• No results found

4. HISTORISCHE EN ARCHEOLOGISCHE VOORKENNIS

4.2. HERTOGENSITE

4.2.2. Archeologische informatie

Binnen het historisch centrum van Leuven en in de ruime omgeving van het plangebied zijn reeds tal van archeologische vondsten en onderzoeken gedaan. Daarbij is de Centrale Archeologische Inventaris (CAI), een databank van archeologische vindplaatsen in Vlaanderen, een handig hulpmiddel. Dit overheidsinstrument helpt ons om een inschatting te maken over het archeologisch potentieel van het plangebied.

########

- [SCHRIFTELIJKE OPDRACHT]: Vervang in de tekst over de Hertogensite "plangebied" door "onderzoeksgebied" en schrijf het stuk van "4.2.2. Archeologische informatie" tot "van het plangebied." opnieuw uit.

- [GETOONDE RECORDS]:

########

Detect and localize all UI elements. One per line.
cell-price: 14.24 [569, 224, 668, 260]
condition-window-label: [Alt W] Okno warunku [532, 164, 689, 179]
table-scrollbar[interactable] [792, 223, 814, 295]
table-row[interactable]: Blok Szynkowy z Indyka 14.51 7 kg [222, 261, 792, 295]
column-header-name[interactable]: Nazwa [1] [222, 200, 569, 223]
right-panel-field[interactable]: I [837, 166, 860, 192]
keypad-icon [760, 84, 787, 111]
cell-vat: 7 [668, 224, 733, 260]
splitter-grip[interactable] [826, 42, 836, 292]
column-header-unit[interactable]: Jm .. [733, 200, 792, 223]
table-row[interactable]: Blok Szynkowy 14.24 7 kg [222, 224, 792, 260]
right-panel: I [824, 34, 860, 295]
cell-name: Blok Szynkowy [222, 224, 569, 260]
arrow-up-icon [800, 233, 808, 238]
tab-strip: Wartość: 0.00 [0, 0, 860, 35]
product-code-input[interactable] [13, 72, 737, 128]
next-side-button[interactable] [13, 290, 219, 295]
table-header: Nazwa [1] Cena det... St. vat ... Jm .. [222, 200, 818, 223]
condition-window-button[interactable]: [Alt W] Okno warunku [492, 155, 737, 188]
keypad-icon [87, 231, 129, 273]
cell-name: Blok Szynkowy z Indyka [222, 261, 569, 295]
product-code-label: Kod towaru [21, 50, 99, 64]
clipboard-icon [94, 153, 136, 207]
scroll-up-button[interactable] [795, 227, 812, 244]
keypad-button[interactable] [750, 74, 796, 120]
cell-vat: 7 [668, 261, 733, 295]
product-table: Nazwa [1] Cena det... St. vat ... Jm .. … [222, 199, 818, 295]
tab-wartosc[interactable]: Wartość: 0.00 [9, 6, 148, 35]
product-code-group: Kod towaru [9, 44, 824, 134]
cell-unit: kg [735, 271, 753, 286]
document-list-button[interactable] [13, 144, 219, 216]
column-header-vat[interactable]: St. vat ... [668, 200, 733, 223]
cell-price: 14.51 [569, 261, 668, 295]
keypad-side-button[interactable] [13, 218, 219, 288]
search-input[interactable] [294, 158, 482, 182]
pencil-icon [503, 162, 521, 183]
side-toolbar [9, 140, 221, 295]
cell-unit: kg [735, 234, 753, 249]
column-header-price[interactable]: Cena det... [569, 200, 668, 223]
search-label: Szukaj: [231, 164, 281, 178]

########

- [DEFINITIEF ANTWOORD]:
4.2.2. Archeologische informatie

Binnen het historisch centrum van Leuven en in de ruime omgeving van het onderzoeksgebied zijn reeds tal van archeologische vondsten en onderzoeken gedaan. Daarbij is de Centrale Archeologische Inventaris (CAI), een databank van archeologische vindplaatsen in Vlaanderen, een handig hulpmiddel. Dit overheidsinstrument helpt ons om een inschatting te maken over het archeologisch potentieel van het onderzoeksgebied.